* [Request] Could you write out the records below exactly as they appear?

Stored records
◇ ◇ ◇

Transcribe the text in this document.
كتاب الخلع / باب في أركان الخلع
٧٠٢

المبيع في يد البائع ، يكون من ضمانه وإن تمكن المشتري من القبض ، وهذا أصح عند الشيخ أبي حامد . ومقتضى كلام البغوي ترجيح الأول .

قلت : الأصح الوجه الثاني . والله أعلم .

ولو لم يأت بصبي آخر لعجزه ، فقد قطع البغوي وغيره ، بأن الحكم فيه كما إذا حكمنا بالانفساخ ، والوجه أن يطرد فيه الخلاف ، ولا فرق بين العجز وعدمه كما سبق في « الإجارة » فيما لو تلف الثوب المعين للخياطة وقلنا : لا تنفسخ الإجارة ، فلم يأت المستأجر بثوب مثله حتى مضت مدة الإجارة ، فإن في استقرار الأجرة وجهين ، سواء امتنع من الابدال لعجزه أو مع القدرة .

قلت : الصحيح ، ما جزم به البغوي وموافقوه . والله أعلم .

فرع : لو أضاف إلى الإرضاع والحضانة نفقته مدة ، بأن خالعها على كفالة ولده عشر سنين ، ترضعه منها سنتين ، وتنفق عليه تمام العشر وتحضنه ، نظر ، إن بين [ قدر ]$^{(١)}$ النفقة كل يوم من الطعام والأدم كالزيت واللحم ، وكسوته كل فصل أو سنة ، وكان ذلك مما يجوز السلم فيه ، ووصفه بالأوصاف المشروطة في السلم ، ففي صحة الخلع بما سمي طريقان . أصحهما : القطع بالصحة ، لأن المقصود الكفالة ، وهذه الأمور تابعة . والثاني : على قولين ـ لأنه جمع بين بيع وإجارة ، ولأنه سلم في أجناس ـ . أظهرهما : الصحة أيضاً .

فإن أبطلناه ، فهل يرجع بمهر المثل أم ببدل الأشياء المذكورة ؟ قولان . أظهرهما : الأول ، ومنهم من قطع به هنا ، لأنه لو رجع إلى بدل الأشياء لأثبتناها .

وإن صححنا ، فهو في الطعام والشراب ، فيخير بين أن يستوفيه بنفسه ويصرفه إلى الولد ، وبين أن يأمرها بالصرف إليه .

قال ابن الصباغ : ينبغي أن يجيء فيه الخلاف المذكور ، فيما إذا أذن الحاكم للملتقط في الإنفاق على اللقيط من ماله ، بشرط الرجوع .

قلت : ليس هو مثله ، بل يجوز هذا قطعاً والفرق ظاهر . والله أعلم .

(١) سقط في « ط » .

◇ ◇ ◇

* [Response below]
Transcribe the text in this document.
كتاب الخلع / باب في أركان الخلع
٧٠٢

المبيع في يد البائع ، يكون من ضمانه وإن تمكن المشتري من القبض ، وهذا أصح عند الشيخ أبي حامد . ومقتضى كلام البغوي ترجيح الأول .

قلت : الأصح الوجه الثاني . والله أعلم .

ولو لم يأت بصبي آخر لعجزه ، فقد قطع البغوي وغيره ، بأن الحكم فيه كما إذا حكمنا بالانفساخ ، والوجه أن يطرد فيه الخلاف ، ولا فرق بين العجز وعدمه كما سبق في « الإجارة » فيما لو تلف الثوب المعين للخياطة وقلنا : لا تنفسخ الإجارة ، فلم يأت المستأجر بثوب مثله حتى مضت مدة الإجارة ، فإن في استقرار الأجرة وجهين ، سواء امتنع من الابدال لعجزه أو مع القدرة .

قلت : الصحيح ، ما جزم به البغوي وموافقوه . والله أعلم .

فرع : لو أضاف إلى الإرضاع والحضانة نفقته مدة ، بأن خالعها على كفالة ولده عشر سنين ، ترضعه منها سنتين ، وتنفق عليه تمام العشر وتحضنه ، نظر ، إن بين [ قدر ]$^{(١)}$ النفقة كل يوم من الطعام والأدم كالزيت واللحم ، وكسوته كل فصل أو سنة ، وكان ذلك مما يجوز السلم فيه ، ووصفه بالأوصاف المشروطة في السلم ، ففي صحة الخلع بما سمي طريقان . أصحهما : القطع بالصحة ، لأن المقصود الكفالة ، وهذه الأمور تابعة . والثاني : على قولين ـ لأنه جمع بين بيع وإجارة ، ولأنه سلم في أجناس ـ . أظهرهما : الصحة أيضاً .

فإن أبطلناه ، فهل يرجع بمهر المثل أم ببدل الأشياء المذكورة ؟ قولان . أظهرهما : الأول ، ومنهم من قطع به هنا ، لأنه لو رجع إلى بدل الأشياء لأثبتناها .

وإن صححنا ، فهو في الطعام والشراب ، فيخير بين أن يستوفيه بنفسه ويصرفه إلى الولد ، وبين أن يأمرها بالصرف إليه .

قال ابن الصباغ : ينبغي أن يجيء فيه الخلاف المذكور ، فيما إذا أذن الحاكم للملتقط في الإنفاق على اللقيط من ماله ، بشرط الرجوع .

قلت : ليس هو مثله ، بل يجوز هذا قطعاً والفرق ظاهر . والله أعلم .

(١) سقط في « ط » .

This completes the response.